╭─ MATERIAL PROVIDED
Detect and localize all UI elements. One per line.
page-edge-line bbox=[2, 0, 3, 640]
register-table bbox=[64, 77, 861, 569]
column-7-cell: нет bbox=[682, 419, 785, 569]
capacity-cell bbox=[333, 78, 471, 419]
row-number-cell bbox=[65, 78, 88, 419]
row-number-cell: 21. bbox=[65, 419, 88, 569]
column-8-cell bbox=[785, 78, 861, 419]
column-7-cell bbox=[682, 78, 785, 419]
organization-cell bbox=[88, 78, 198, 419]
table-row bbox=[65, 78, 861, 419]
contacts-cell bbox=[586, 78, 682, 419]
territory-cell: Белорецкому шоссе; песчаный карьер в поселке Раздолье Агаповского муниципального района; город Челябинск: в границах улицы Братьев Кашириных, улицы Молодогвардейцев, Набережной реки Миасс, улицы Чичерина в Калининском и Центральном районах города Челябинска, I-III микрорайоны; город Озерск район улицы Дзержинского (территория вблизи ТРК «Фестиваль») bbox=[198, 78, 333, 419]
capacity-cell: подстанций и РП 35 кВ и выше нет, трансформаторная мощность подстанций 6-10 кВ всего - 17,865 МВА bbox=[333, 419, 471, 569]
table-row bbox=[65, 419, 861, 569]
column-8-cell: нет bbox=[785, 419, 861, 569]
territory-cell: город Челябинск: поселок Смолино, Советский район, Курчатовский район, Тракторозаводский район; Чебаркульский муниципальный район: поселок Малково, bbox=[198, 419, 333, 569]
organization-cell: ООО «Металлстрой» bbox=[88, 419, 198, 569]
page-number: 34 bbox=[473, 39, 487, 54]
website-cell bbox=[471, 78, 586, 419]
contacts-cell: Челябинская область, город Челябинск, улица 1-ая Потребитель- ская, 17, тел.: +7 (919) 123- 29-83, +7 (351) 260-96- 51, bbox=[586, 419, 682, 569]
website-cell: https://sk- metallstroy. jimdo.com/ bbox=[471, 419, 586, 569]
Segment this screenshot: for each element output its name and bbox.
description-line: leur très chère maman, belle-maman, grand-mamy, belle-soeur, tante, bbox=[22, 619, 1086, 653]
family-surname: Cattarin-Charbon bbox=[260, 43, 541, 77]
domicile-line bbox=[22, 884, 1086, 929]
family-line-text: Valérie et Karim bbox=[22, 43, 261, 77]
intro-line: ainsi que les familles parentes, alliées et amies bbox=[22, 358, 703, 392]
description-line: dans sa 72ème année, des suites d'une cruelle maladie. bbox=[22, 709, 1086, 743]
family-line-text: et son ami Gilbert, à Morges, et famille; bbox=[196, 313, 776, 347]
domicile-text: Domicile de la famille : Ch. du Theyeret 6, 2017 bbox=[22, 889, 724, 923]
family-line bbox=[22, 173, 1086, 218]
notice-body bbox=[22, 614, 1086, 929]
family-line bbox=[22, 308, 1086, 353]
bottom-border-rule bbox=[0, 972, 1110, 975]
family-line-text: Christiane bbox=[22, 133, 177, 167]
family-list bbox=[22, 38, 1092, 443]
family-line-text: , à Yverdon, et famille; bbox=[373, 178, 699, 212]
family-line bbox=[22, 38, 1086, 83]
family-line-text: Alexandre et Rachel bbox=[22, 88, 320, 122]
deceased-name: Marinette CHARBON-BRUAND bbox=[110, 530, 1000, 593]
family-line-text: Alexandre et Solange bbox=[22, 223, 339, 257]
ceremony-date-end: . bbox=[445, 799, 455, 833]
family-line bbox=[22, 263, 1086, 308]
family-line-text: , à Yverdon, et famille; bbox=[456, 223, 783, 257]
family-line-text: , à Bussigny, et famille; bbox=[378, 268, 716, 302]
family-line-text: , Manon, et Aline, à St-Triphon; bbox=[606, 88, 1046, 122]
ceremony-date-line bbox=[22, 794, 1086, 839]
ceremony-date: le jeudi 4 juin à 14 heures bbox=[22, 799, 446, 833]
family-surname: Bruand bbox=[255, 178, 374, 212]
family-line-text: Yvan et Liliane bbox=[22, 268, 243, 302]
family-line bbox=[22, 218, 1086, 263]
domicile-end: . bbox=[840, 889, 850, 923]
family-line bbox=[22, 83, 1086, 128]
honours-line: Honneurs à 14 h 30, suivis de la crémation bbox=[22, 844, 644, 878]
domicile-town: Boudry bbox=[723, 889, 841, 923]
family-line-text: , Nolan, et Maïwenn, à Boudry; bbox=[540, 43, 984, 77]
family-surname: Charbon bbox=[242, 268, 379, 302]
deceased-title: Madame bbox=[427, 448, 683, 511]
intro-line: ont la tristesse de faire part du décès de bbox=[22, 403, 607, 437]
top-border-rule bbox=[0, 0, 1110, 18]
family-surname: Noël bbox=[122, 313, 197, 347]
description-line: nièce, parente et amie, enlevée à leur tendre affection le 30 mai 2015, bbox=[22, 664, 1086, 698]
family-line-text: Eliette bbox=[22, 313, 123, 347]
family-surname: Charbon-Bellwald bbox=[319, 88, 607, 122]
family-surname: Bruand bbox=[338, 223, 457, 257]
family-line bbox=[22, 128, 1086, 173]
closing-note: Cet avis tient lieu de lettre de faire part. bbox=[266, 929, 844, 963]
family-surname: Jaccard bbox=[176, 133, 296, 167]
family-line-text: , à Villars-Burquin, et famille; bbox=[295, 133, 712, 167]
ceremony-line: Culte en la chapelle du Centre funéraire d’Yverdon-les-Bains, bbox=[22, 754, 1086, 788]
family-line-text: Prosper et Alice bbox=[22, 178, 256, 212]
╰─
» THE PROBLEM: Please give all of the data above as a numbered list, one line per item, leaving out any blank lines.

» WRITTEN SOLUTION:
1. Detect and localize all UI elements. One per line.
2. page-edge-line bbox=[2, 0, 3, 640]
3. register-table bbox=[64, 77, 861, 569]
4. column-7-cell: нет bbox=[682, 419, 785, 569]
5. capacity-cell bbox=[333, 78, 471, 419]
6. row-number-cell bbox=[65, 78, 88, 419]
7. row-number-cell: 21. bbox=[65, 419, 88, 569]
8. column-8-cell bbox=[785, 78, 861, 419]
9. column-7-cell bbox=[682, 78, 785, 419]
10. organization-cell bbox=[88, 78, 198, 419]
11. table-row bbox=[65, 78, 861, 419]
12. contacts-cell bbox=[586, 78, 682, 419]
13. territory-cell: Белорецкому шоссе; песчаный карьер в поселке Раздолье Агаповского муниципального района; город Челябинск: в границах улицы Братьев Кашириных, улицы Молодогвардейцев, Набережной реки Миасс, улицы Чичерина в Калининском и Центральном районах города Челябинска, I-III микрорайоны; город Озерск район улицы Дзержинского (территория вблизи ТРК «Фестиваль») bbox=[198, 78, 333, 419]
14. capacity-cell: подстанций и РП 35 кВ и выше нет, трансформаторная мощность подстанций 6-10 кВ всего - 17,865 МВА bbox=[333, 419, 471, 569]
15. table-row bbox=[65, 419, 861, 569]
16. column-8-cell: нет bbox=[785, 419, 861, 569]
17. territory-cell: город Челябинск: поселок Смолино, Советский район, Курчатовский район, Тракторозаводский район; Чебаркульский муниципальный район: поселок Малково, bbox=[198, 419, 333, 569]
18. organization-cell: ООО «Металлстрой» bbox=[88, 419, 198, 569]
19. page-number: 34 bbox=[473, 39, 487, 54]
20. website-cell bbox=[471, 78, 586, 419]
21. contacts-cell: Челябинская область, город Челябинск, улица 1-ая Потребитель- ская, 17, тел.: +7 (919) 123- 29-83, +7 (351) 260-96- 51, bbox=[586, 419, 682, 569]
22. website-cell: https://sk- metallstroy. jimdo.com/ bbox=[471, 419, 586, 569]
23. Segment this screenshot: for each element output its name and bbox.
24. description-line: leur très chère maman, belle-maman, grand-mamy, belle-soeur, tante, bbox=[22, 619, 1086, 653]
25. family-surname: Cattarin-Charbon bbox=[260, 43, 541, 77]
26. domicile-line bbox=[22, 884, 1086, 929]
27. family-line-text: Valérie et Karim bbox=[22, 43, 261, 77]
28. intro-line: ainsi que les familles parentes, alliées et amies bbox=[22, 358, 703, 392]
29. description-line: dans sa 72ème année, des suites d'une cruelle maladie. bbox=[22, 709, 1086, 743]
30. family-line-text: et son ami Gilbert, à Morges, et famille; bbox=[196, 313, 776, 347]
31. domicile-text: Domicile de la famille : Ch. du Theyeret 6, 2017 bbox=[22, 889, 724, 923]
32. family-line bbox=[22, 173, 1086, 218]
33. notice-body bbox=[22, 614, 1086, 929]
34. family-line bbox=[22, 308, 1086, 353]
35. bottom-border-rule bbox=[0, 972, 1110, 975]
36. family-line-text: Christiane bbox=[22, 133, 177, 167]
37. family-list bbox=[22, 38, 1092, 443]
38. family-line-text: , à Yverdon, et famille; bbox=[373, 178, 699, 212]
39. family-line bbox=[22, 38, 1086, 83]
40. family-line-text: Alexandre et Rachel bbox=[22, 88, 320, 122]
41. deceased-name: Marinette CHARBON-BRUAND bbox=[110, 530, 1000, 593]
42. family-line-text: Alexandre et Solange bbox=[22, 223, 339, 257]
43. ceremony-date-end: . bbox=[445, 799, 455, 833]
44. family-line bbox=[22, 263, 1086, 308]
45. family-line-text: , à Yverdon, et famille; bbox=[456, 223, 783, 257]
46. family-line-text: , à Bussigny, et famille; bbox=[378, 268, 716, 302]
47. family-line-text: , Manon, et Aline, à St-Triphon; bbox=[606, 88, 1046, 122]
48. ceremony-date-line bbox=[22, 794, 1086, 839]
49. ceremony-date: le jeudi 4 juin à 14 heures bbox=[22, 799, 446, 833]
50. family-surname: Bruand bbox=[255, 178, 374, 212]
51. family-line-text: Yvan et Liliane bbox=[22, 268, 243, 302]
52. family-line bbox=[22, 218, 1086, 263]
53. domicile-end: . bbox=[840, 889, 850, 923]
54. family-line bbox=[22, 83, 1086, 128]
55. honours-line: Honneurs à 14 h 30, suivis de la crémation bbox=[22, 844, 644, 878]
56. domicile-town: Boudry bbox=[723, 889, 841, 923]
57. family-line-text: , Nolan, et Maïwenn, à Boudry; bbox=[540, 43, 984, 77]
58. family-surname: Charbon bbox=[242, 268, 379, 302]
59. deceased-title: Madame bbox=[427, 448, 683, 511]
60. intro-line: ont la tristesse de faire part du décès de bbox=[22, 403, 607, 437]
61. top-border-rule bbox=[0, 0, 1110, 18]
62. family-surname: Noël bbox=[122, 313, 197, 347]
63. description-line: nièce, parente et amie, enlevée à leur tendre affection le 30 mai 2015, bbox=[22, 664, 1086, 698]
64. family-line-text: Eliette bbox=[22, 313, 123, 347]
65. family-surname: Charbon-Bellwald bbox=[319, 88, 607, 122]
66. family-surname: Bruand bbox=[338, 223, 457, 257]
67. family-line bbox=[22, 128, 1086, 173]
68. closing-note: Cet avis tient lieu de lettre de faire part. bbox=[266, 929, 844, 963]
69. family-surname: Jaccard bbox=[176, 133, 296, 167]
70. family-line-text: , à Villars-Burquin, et famille; bbox=[295, 133, 712, 167]
71. ceremony-line: Culte en la chapelle du Centre funéraire d’Yverdon-les-Bains, bbox=[22, 754, 1086, 788]
72. family-line-text: Prosper et Alice bbox=[22, 178, 256, 212]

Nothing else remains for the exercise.